Выбранный текст
━━━━━━━━━━━━━━━━
С. Кара-Мурза считает, что основным объектом идеологии любого государства является символ стража порядка. Идеология, укрепляющая государство, стремится к созданию общего благоприятного образа. Достаточно вспомнить хотя бы литературных героев и кинематографические образы милиционеров, созданные в советский период. Если же идеология направлена на разрушение государства, она рисует то, что мы видим на экранах все последние годы, не забывая, однако, вкраплять в общую канву «чернухи» образы отдельных «честных ментов», которые еще ярче оттеняют и сгущают общий кошмарный фон.
На заре перестройки в моду вошли фильмы, закрепляющие в сознании представление о милиции как о самом бесчеловечном и жестоком типе полиции — в противовес полиции американской, где что ни коп, то герой. Нет смысла спорить, что в те времена не было эксцессов. Они были. И пьяных в вытрезвителях обирали, и почки могли отбить при дознании. Но это были именно эксцессы. От милиции не шарахались в темных подворотнях, в отделения шли без боязни и с любой ерундой, участковых знали в лицо и по имени-отчеству. Гаишники штрафовали водителей на один рубль только в крайних случаях, обязательно по квитанции и в основном — в Москве. Менталитет сотрудника был совершенно иным. Он не был противопоставлен обществу, не был изгоем и пугалом, он был частью целого.
Новая идеология, породив паразитическую мыслеформу, в кратчайшие сроки переместила всю систему за грань добра и зла, отделив ее, таким образом, от остального общества. А там, за этой гранью, как и положено, — епархия криминала, частью которого в общественном сознании и стала милиция. Если бы дело ограничивалось одной идеологией, это еще можно было бы списать на издержки смутного времени, но оставить людей, облеченных полномочиями и оружием, на запредельно ничтожном жалованье, которое к тому же и платили не всегда, — это уже не списывается ни на какие издержки. Это прямая и целенаправленная диверсия. Именно тогда ряды бандитских группировок стали пополняться бывшими сотрудниками, а освободившиеся вакансии заполняли те, кто рассчитывал полномочиями и оружием добрать с лихвой недоданное государством. Любопытно, что ту же политику проводил Д. Дудаев при формировании своей «шариатской» милиции. Он им зарплату вообще не платил, официально переведя на самообеспечение, и, таким образом, в точности повторил управленческую стратегию своего духовного наставника — Ельцина. Так в стране был создан принципиально новый тип преступного мира.
С. Кара-Мурза пишет: «Речь идет о преступном мире, который всегда играл важную роль в жизни России, но обрел почти «классовое» сознание и организацию в последние 30-40 лет (работа середины 1990-х. — Г. Е.). Тот преступный мир, который сегодня пришел к власти, — явление новое, XX века. Он начал складываться при разрушении традиционного уклада еврейских местечек, кавказских клановых общин, русского воровского «цеха». Сегодня хорошо описана преступность западного гражданского общества, возникшая в результате буржуазных революций. И мы видим, что нынешний преступный мир России имеет совершенно иной тип. Объяснять различия трудно, пока наш культурный слой не пожелает узнать, чем вообще Россия отличается от Запада как тип цивилизации.
━━━━━━━━━━━━━━━━
[Перечень данных]
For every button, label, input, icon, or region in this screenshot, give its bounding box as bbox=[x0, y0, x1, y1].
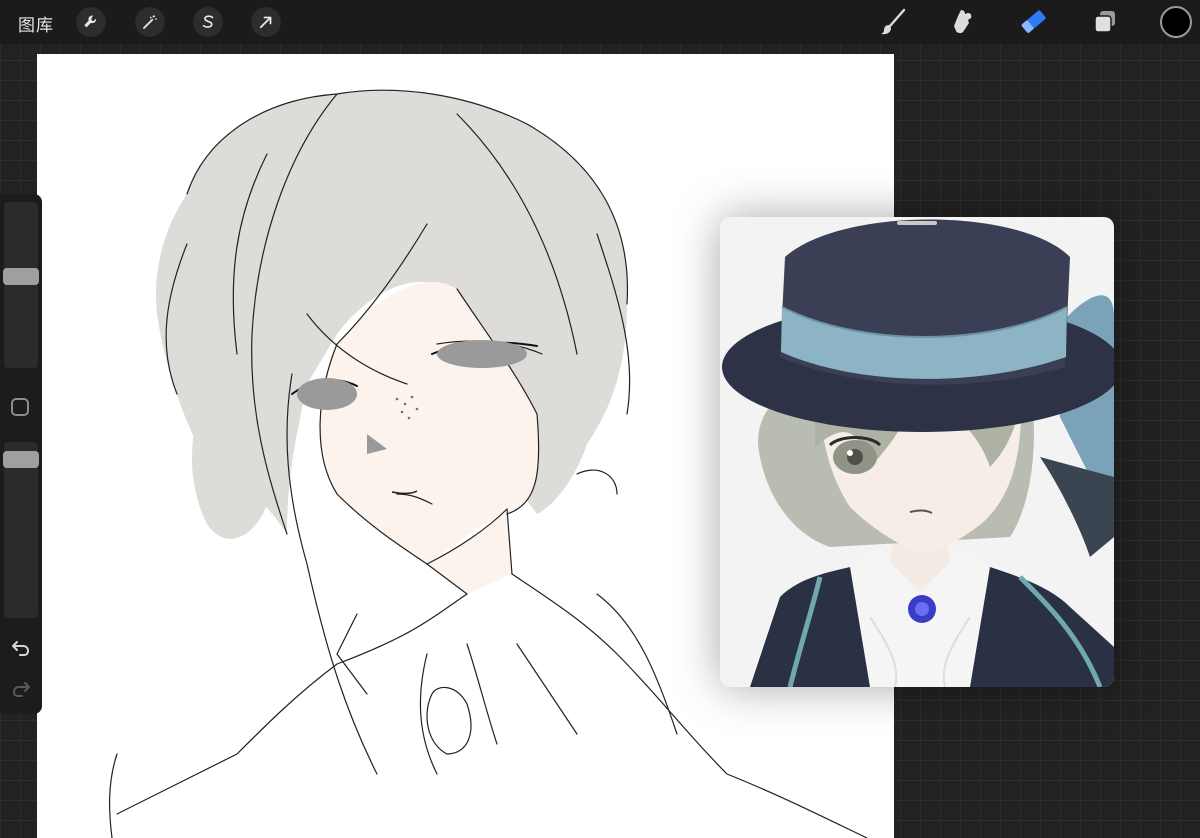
undo-icon[interactable] bbox=[9, 636, 33, 660]
brush-size-slider[interactable] bbox=[4, 202, 38, 368]
redo-icon[interactable] bbox=[9, 677, 33, 701]
top-toolbar: 图库 bbox=[0, 0, 1200, 44]
wrench-icon[interactable] bbox=[76, 7, 106, 37]
opacity-slider[interactable] bbox=[4, 442, 38, 618]
magic-wand-icon[interactable] bbox=[135, 7, 165, 37]
reference-window[interactable] bbox=[720, 217, 1114, 687]
brush-size-thumb[interactable] bbox=[3, 268, 39, 285]
layers-icon[interactable] bbox=[1089, 6, 1121, 38]
brush-icon[interactable] bbox=[877, 6, 909, 38]
modifier-button[interactable] bbox=[11, 398, 29, 416]
opacity-thumb[interactable] bbox=[3, 451, 39, 468]
gallery-button[interactable]: 图库 bbox=[18, 11, 54, 36]
reference-drag-handle[interactable] bbox=[897, 221, 937, 225]
smudge-finger-icon[interactable] bbox=[948, 6, 980, 38]
character-reference-image bbox=[722, 219, 1114, 687]
arrow-cursor-icon[interactable] bbox=[251, 7, 281, 37]
left-sidebar bbox=[0, 194, 42, 714]
selection-s-icon[interactable] bbox=[193, 7, 223, 37]
eraser-icon[interactable] bbox=[1018, 6, 1050, 38]
color-picker-button[interactable] bbox=[1160, 6, 1192, 38]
━━━━━━━━━━━━━━━━
Поставленная задача 1
Воспроизведите без изменений фрагмент текста о милиции, который начинается со слов «С. Кара-Мурза считает, что» и заканчивается словами «общий кошмарный фон.».
Поставленная задача 2
Выведите в виде нумерованного списка только строки записей, начиная со строки, содержащей «undo-icon[interactable] bbox=[9, 636, 33, 660]», и заканчивая строкой, содержащей «magic-wand-icon[interactable] bbox=[135, 7, 165, 37]», включительно. Пустые строки пропустите.
Текст и записи никак не связаны друг с другом.

Правильный ответ 1
С. Кара-Мурза считает, что основным объектом идеологии любого государства является символ стража порядка. Идеология, укрепляющая государство, стремится к созданию общего благоприятного образа. Достаточно вспомнить хотя бы литературных героев и кинематографические образы милиционеров, созданные в советский период. Если же идеология направлена на разрушение государства, она рисует то, что мы видим на экранах все последние годы, не забывая, однако, вкраплять в общую канву «чернухи» образы отдельных «честных ментов», которые еще ярче оттеняют и сгущают общий кошмарный фон.

Правильный ответ 2
1. undo-icon[interactable] bbox=[9, 636, 33, 660]
2. brush-size-slider[interactable] bbox=[4, 202, 38, 368]
3. redo-icon[interactable] bbox=[9, 677, 33, 701]
4. top-toolbar: 图库 bbox=[0, 0, 1200, 44]
5. wrench-icon[interactable] bbox=[76, 7, 106, 37]
6. opacity-slider[interactable] bbox=[4, 442, 38, 618]
7. magic-wand-icon[interactable] bbox=[135, 7, 165, 37]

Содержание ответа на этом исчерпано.